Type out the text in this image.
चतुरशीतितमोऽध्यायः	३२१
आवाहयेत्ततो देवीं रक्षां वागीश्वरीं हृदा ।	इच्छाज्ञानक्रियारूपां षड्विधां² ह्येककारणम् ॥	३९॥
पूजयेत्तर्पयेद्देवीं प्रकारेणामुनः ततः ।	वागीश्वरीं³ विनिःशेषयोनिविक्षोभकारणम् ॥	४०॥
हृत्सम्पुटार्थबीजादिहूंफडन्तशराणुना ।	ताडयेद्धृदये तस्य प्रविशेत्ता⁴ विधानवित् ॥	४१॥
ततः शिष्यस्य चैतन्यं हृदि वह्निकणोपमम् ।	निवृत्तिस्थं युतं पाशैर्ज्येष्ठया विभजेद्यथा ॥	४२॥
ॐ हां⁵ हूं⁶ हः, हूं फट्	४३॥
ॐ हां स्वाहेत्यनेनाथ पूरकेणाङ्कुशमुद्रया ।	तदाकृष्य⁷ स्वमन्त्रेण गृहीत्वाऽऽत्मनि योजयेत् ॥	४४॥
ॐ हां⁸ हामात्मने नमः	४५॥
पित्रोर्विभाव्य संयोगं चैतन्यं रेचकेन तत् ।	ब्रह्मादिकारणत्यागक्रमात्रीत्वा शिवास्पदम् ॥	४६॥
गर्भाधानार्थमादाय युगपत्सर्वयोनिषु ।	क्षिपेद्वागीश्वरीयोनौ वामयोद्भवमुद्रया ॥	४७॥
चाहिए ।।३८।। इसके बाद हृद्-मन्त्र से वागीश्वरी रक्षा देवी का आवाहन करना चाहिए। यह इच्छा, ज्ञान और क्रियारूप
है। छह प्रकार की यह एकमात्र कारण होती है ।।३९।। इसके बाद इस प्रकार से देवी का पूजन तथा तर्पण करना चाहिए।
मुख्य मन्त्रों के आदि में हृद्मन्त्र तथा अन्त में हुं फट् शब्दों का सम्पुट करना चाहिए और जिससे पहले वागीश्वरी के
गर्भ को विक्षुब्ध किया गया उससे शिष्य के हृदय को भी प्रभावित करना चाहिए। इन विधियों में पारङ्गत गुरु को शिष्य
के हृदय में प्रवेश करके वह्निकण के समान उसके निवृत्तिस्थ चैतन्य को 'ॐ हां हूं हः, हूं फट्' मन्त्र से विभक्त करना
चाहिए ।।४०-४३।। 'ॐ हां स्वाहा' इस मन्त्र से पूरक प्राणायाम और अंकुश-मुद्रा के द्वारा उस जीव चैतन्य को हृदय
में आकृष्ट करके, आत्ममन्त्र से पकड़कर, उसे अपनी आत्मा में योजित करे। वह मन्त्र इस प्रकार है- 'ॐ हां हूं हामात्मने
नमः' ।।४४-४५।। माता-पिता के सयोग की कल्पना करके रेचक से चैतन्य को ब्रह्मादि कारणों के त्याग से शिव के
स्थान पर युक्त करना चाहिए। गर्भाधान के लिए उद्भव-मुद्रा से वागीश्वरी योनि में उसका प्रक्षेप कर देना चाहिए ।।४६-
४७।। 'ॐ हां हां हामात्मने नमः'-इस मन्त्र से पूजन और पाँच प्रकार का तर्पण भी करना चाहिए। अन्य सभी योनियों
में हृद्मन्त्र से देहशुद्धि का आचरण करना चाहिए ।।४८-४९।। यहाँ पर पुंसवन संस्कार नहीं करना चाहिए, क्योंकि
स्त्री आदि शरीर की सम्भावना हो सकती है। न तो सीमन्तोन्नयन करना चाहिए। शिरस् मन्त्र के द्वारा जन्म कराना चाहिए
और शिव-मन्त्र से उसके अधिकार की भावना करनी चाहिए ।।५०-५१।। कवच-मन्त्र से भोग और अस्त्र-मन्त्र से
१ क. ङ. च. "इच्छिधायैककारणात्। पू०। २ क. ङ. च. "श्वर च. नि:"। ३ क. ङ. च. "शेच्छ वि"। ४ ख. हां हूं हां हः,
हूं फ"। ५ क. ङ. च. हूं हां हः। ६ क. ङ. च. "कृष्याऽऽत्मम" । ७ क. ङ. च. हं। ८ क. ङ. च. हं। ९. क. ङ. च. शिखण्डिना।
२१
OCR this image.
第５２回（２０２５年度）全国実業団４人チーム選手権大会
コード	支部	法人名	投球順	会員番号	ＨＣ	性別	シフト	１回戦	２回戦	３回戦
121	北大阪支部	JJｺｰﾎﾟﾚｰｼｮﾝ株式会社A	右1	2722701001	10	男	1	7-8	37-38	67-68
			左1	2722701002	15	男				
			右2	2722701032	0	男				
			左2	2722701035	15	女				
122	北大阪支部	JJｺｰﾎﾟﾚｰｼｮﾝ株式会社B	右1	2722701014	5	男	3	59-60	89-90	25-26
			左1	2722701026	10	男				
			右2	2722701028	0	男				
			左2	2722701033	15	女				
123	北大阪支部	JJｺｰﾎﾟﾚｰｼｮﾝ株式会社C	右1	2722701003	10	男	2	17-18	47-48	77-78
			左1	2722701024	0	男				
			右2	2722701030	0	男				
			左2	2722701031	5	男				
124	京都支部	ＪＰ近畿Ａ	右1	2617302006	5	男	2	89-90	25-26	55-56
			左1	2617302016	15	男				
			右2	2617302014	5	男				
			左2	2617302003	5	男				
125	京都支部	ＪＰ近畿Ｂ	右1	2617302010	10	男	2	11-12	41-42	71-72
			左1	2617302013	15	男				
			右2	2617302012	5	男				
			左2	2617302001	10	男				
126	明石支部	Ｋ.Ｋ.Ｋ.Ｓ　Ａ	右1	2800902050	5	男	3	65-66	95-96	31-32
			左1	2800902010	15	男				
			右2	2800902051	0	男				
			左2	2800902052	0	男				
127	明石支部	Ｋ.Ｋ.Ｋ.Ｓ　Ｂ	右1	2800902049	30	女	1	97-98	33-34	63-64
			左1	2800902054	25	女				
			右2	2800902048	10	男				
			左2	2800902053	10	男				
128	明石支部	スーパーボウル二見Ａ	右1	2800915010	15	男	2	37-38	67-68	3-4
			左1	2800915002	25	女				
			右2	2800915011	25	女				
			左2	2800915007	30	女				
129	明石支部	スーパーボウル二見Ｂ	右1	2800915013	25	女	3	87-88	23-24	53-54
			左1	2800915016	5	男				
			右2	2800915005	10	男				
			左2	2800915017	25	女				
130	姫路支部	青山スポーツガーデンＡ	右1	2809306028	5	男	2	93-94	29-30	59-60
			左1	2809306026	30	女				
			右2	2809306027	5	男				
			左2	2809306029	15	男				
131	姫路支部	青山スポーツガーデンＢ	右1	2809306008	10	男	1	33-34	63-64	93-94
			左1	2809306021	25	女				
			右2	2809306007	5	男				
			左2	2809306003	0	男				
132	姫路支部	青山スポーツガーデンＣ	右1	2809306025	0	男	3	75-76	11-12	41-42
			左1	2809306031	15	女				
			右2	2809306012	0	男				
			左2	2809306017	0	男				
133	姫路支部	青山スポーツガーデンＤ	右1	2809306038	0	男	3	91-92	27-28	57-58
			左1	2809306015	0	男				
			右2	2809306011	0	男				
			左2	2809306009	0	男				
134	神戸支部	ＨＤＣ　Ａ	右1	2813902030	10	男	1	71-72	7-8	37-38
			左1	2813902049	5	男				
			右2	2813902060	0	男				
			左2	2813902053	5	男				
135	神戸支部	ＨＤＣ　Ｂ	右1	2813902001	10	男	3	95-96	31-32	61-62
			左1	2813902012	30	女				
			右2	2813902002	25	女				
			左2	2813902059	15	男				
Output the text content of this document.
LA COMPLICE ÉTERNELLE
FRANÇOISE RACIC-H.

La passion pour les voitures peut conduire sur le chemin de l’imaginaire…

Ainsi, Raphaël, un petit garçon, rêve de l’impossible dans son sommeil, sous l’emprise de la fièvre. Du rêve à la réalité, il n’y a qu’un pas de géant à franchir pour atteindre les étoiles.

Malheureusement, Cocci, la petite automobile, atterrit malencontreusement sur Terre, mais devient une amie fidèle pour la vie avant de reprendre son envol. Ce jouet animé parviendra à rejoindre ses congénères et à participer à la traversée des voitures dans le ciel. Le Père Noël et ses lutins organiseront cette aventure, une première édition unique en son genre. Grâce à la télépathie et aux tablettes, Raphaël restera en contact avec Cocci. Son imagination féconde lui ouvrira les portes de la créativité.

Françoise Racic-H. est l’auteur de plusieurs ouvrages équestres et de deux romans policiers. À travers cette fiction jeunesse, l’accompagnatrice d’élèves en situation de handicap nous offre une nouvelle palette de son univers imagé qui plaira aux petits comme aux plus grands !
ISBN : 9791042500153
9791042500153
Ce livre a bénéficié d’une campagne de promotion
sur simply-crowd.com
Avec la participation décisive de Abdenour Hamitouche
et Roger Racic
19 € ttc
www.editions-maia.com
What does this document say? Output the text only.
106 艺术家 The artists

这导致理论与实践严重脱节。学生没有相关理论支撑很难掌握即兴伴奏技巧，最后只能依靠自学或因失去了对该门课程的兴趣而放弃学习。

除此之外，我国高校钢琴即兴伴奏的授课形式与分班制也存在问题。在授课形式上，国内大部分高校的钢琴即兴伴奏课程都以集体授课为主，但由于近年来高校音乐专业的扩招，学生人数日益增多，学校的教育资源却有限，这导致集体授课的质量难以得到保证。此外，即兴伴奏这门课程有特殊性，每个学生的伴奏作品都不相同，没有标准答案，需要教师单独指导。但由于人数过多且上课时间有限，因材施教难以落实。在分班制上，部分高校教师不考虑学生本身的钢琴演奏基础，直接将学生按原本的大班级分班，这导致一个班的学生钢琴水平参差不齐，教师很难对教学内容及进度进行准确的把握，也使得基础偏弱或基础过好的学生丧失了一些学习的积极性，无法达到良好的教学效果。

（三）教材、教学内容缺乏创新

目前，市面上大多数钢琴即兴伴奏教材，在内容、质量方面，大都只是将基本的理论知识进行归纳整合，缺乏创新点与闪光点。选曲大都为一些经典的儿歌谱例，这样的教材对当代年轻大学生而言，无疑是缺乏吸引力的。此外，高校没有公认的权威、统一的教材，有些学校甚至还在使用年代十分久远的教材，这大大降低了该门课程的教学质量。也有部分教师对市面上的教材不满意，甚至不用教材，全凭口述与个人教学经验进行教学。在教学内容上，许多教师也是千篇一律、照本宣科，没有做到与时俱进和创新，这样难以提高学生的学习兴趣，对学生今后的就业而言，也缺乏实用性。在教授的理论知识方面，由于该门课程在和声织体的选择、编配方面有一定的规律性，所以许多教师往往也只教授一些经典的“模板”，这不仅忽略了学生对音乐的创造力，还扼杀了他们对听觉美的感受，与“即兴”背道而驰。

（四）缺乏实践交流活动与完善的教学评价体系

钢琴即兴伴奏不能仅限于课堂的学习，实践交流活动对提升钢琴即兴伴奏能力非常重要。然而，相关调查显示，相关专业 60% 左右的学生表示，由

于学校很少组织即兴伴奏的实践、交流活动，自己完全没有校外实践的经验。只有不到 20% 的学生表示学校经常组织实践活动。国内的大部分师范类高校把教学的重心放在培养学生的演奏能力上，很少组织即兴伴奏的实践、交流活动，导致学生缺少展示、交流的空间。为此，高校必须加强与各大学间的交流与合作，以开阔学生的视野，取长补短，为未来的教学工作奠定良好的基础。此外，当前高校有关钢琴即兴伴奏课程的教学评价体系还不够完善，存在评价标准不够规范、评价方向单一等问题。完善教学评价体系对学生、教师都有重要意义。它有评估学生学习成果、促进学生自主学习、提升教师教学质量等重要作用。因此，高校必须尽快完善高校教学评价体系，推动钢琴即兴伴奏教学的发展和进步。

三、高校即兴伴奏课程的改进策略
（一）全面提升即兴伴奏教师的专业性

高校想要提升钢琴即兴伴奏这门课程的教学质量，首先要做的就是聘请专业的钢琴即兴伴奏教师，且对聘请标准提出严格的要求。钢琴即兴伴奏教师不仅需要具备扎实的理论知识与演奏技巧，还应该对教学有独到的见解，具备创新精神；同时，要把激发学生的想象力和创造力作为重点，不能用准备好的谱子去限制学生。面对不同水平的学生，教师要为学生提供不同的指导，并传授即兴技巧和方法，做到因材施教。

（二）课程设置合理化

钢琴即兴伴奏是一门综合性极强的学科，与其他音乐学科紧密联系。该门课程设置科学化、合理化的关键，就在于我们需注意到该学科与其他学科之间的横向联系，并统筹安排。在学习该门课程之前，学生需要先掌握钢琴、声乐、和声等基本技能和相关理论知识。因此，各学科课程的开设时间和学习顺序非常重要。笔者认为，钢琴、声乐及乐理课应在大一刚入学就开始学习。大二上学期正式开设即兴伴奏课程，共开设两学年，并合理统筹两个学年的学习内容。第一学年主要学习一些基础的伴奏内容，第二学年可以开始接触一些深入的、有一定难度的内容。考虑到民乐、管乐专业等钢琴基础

**Task to carry out**. From the data, list each line in which the string "Output" appears.

**Written solution**.
Output the text content of this document.
What does this document say? Output the text only.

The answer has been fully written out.